▶ Set exercise
In the entries below, find every line holding the string "title" and collect it.

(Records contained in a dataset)
────────
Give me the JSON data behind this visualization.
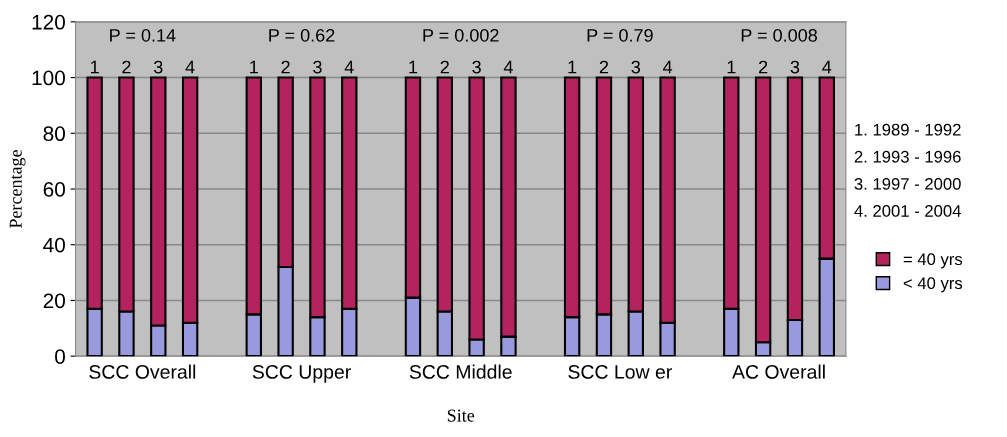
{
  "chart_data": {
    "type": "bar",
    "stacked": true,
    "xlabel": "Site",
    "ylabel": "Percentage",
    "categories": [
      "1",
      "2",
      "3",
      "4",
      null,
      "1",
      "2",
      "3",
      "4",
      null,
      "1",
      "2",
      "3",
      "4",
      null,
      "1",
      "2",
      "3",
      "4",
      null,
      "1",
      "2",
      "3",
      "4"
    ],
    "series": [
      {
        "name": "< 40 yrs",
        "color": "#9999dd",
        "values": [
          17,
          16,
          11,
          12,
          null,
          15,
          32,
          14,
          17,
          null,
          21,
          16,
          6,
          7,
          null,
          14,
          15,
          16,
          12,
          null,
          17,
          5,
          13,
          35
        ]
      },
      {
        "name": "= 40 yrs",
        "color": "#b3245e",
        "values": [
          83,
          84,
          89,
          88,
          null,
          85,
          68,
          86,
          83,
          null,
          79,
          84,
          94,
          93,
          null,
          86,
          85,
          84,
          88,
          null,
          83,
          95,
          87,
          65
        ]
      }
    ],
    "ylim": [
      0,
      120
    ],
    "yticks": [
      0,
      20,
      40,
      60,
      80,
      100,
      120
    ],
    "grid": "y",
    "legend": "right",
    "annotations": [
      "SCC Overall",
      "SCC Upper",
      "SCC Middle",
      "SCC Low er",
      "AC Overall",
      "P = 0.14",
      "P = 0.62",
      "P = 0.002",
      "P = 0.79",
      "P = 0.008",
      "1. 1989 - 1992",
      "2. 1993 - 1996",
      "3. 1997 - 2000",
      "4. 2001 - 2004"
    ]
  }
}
────────
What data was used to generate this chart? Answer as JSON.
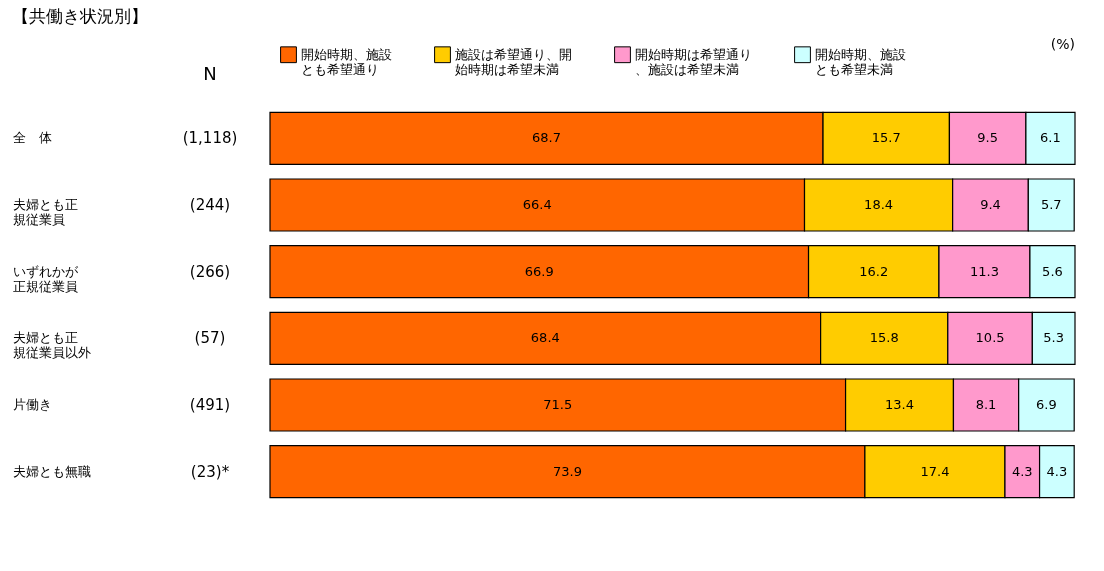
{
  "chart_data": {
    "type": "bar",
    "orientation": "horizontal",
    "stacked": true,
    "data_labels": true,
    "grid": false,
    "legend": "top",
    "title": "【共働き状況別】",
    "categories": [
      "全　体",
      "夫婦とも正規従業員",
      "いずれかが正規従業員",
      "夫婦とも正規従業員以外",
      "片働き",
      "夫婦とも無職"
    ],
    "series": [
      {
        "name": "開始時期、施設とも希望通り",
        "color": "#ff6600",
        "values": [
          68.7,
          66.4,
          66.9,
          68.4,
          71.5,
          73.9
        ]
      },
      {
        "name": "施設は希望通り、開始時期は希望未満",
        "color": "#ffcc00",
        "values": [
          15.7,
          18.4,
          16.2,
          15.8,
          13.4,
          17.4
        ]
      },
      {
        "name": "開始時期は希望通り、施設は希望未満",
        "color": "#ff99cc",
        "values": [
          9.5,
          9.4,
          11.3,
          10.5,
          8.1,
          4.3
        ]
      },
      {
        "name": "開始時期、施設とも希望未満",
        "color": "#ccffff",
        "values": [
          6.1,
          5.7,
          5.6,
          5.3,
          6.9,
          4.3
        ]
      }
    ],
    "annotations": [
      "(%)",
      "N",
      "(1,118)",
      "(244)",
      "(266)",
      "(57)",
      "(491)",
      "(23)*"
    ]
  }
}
────────
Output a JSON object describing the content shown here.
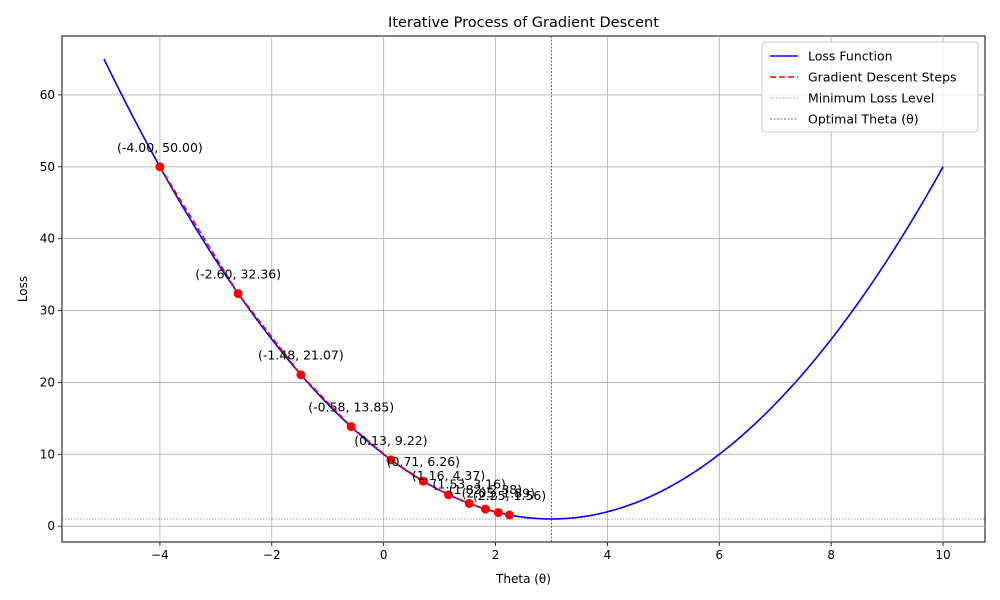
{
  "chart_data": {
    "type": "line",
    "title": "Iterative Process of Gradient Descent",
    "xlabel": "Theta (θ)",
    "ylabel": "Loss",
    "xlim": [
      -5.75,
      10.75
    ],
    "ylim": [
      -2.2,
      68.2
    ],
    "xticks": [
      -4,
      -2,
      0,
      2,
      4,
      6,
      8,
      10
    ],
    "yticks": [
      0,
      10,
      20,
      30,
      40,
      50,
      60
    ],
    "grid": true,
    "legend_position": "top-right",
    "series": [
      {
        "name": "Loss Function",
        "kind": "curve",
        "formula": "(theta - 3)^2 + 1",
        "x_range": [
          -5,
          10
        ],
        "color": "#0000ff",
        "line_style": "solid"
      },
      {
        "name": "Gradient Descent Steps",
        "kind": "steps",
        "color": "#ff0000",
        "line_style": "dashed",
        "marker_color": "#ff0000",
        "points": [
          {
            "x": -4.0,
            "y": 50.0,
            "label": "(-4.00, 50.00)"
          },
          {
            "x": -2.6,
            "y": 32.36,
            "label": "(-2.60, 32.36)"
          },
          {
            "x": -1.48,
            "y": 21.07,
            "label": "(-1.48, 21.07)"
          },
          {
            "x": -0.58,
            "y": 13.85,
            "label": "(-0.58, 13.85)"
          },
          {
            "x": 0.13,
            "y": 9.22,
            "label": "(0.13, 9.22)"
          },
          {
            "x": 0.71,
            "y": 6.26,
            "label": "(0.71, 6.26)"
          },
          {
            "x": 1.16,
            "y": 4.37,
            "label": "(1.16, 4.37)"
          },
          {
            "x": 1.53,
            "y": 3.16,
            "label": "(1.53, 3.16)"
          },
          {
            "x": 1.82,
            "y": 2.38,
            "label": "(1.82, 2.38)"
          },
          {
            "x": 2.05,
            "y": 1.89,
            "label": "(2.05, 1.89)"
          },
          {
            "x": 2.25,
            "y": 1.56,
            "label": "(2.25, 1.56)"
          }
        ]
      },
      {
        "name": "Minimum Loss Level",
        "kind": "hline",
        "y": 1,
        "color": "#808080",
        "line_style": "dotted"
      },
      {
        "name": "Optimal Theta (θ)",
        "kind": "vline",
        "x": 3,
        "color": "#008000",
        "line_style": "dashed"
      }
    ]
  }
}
────────
▶ Expected answer
    "title": "【共働き状況別】",
    "title": "Iterative Process of Gradient Descent",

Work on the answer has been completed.